EXERCISE TEXT →
****
Gaming
The Evolution Championship Series, the biggest event on the fighting game calendar, returned to its offline roots last month, and with it came the largest offline bracket ever hosted for Guilty Gear -Strive-. Coming just about two months into the game’s second season, Evo was a perfect opportunity to see how this new meta was truly developing.
Would Zato-1 continue to dominate, as we saw at COMBO BREAKER and CEO? Would the assumed overlords of Season 2, Ramlethal Valentine and Nagoriyuki, take their spots at the top? Would the nerfed Happy Chaos continue to be the kind of demon that was able to take two of the top 3 spots at Season 1’s final major, COMBO BREAKER? And would a dark horse emerge from the rest of -Strive-’s cast?
To answer those questions and more, let’s dive into the data:
With 2,158 competitors, the Evo 2022 bracket more than doubled the size of the previous largest offline -Strive- tournament, the de facto Season 1 finale at COMBO BREAKER 2022, which fielded a bracket of 1,056 players, and nearly quadrupled the field at the next largest major of Season 2, June’s CEO 2022. Our analyses of the previous events stopped at Top 64; this time, with a larger event, we’ll go another round deeper into losers bracket and take a look at the character selections from the Top 96 players:
Six characters stood out above the rest at CEO 2022: Nagoriyuki, Ramlethal, Zato-1, Leo, Ky, and Faust. Of those, the first five continued to perform well at Evo, all placing at least six representatives in Top 96, with Leo leading the pack at 10.
Faust, mostly powered by ApologyMan, who was the top placing Faust at CEO in 5th, could not replicate that performance at Evo. ApologyMan was the top placing Faust once again, this time placing 33rd after falling to eventual champion UMISHO in Winners Top 48, and only one other Faust player, ElvenShadow, even reached Top 96.
Axl players rushed to fill the gap left by the Fausts: 7 made Top 96, and while none made top 8, three were able to crash Top 16: MysticSmash finished ninth thanks in large part to a huge upset over top Leo player Razzo, and Remi Celeste and Stealthy each took 13th, with the latter pulling one of the upsets of the tournament over top South Korean Nagoriyuki player DarkNecro.
But, if your Evo experience was just Top 8, you might be thinking: Hey, wait a minute, this doesn’t really match up with what I watched on the stream at all. And that’s fair. UMISHO won with Happy Chaos, a character right in the middle of the pack, and her opponent in Grand Finals, Slash, was one of just two players to reach Top 96 with May. And then there were the character specialists like Bean and Daru who made Chipp and I-No respectively look like top tiers.
****
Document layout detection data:
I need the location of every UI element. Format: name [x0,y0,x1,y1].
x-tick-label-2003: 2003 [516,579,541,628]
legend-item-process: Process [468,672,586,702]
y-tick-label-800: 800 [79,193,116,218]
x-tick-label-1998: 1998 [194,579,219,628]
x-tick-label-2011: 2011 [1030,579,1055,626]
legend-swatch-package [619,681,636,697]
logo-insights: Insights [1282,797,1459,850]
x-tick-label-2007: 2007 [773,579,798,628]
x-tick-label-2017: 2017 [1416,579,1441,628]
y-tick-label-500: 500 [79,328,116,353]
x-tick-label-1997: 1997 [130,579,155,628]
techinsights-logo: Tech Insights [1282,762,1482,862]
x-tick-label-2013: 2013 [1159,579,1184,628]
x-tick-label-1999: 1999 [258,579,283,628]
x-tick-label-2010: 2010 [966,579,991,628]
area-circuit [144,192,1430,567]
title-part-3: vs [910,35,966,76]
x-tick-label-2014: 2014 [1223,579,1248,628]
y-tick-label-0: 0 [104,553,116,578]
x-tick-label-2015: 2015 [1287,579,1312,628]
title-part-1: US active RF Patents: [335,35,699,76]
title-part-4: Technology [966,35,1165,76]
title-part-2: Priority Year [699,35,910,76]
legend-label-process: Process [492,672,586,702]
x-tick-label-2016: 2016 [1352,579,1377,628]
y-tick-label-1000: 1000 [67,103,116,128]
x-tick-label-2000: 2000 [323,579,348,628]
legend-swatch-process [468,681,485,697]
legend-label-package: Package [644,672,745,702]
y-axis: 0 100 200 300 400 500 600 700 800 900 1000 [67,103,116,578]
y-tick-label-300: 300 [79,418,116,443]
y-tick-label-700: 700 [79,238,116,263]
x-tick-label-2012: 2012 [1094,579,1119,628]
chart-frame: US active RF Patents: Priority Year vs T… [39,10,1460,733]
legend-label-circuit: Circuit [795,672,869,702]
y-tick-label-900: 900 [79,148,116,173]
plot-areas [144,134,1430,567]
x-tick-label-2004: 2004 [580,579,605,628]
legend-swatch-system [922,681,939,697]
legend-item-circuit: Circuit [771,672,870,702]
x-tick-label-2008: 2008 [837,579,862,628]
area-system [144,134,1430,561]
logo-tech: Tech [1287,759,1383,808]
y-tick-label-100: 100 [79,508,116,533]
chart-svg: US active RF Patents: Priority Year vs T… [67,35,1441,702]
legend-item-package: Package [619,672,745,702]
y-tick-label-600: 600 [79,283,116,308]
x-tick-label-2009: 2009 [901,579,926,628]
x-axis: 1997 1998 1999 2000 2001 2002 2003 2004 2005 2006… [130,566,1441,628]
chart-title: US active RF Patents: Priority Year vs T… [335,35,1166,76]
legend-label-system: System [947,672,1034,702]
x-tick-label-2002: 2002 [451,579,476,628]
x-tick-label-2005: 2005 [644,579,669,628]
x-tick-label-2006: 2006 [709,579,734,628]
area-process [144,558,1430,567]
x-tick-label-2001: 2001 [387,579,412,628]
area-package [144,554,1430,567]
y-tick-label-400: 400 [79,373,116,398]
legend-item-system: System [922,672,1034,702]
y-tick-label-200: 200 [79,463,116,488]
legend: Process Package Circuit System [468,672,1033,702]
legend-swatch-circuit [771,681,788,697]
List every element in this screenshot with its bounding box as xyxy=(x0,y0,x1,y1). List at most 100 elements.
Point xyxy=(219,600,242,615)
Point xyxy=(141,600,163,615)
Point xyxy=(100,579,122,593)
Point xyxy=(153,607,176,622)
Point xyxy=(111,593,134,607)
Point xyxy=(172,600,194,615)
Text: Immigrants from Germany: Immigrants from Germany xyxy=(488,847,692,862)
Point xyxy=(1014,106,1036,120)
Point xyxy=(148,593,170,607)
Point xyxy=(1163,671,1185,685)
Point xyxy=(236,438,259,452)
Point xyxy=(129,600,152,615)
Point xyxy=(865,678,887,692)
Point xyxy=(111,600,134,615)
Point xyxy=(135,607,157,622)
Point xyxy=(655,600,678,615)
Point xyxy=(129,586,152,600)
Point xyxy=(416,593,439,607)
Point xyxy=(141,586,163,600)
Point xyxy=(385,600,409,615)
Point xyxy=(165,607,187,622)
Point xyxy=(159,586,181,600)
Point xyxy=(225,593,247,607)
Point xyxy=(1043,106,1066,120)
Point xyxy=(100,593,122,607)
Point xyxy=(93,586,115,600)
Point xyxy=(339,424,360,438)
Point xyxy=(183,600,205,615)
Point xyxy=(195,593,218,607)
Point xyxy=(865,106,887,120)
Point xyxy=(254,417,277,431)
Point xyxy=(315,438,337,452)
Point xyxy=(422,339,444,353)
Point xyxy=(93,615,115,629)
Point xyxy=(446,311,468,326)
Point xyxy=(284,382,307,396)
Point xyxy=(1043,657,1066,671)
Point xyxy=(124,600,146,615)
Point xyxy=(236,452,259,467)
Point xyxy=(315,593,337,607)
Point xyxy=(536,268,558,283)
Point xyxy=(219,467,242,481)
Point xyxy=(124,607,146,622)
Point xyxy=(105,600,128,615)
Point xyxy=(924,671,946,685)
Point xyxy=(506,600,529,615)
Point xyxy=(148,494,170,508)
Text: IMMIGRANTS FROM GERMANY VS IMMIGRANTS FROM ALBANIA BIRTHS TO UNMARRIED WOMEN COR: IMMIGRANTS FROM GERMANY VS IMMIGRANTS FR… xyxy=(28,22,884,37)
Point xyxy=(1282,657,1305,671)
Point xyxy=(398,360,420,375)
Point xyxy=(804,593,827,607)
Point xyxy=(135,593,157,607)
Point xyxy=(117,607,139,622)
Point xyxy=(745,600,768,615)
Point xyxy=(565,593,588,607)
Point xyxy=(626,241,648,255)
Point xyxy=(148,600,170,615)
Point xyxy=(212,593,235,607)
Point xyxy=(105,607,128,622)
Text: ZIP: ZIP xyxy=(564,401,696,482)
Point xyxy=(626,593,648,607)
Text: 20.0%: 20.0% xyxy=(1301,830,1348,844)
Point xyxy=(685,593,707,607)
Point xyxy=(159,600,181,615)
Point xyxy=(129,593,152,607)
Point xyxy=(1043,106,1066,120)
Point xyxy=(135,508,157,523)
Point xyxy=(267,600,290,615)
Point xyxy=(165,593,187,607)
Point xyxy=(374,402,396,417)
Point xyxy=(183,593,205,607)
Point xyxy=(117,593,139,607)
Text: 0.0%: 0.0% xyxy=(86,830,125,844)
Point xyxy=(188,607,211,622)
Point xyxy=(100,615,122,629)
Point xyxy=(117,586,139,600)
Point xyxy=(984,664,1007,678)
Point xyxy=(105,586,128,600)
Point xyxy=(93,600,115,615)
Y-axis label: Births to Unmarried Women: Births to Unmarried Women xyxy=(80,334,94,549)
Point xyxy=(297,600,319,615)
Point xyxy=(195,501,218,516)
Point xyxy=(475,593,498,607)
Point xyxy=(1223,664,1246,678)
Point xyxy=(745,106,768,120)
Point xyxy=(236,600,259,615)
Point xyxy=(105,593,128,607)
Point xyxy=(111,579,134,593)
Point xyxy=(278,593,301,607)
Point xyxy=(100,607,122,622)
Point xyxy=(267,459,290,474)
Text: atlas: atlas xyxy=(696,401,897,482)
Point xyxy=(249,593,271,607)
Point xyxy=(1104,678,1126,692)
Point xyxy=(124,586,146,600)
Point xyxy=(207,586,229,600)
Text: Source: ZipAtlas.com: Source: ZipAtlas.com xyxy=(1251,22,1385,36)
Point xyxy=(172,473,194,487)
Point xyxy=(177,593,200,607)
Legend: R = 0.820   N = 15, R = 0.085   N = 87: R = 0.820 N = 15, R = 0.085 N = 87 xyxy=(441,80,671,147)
****
TASK →
Answer these questions from the text on Guilty Gear -Strive- at Evo 2022:
(a) How many competitors entered the Evo 2022 bracket?
(b) Which character had the most representatives in Top 96, and how many?
(c) Which character did UMISHO win the tournament with?

EXERCISE RESPONSE →
(a) 2,158 competitors.
(b) Leo, with 10.
(c) Happy Chaos.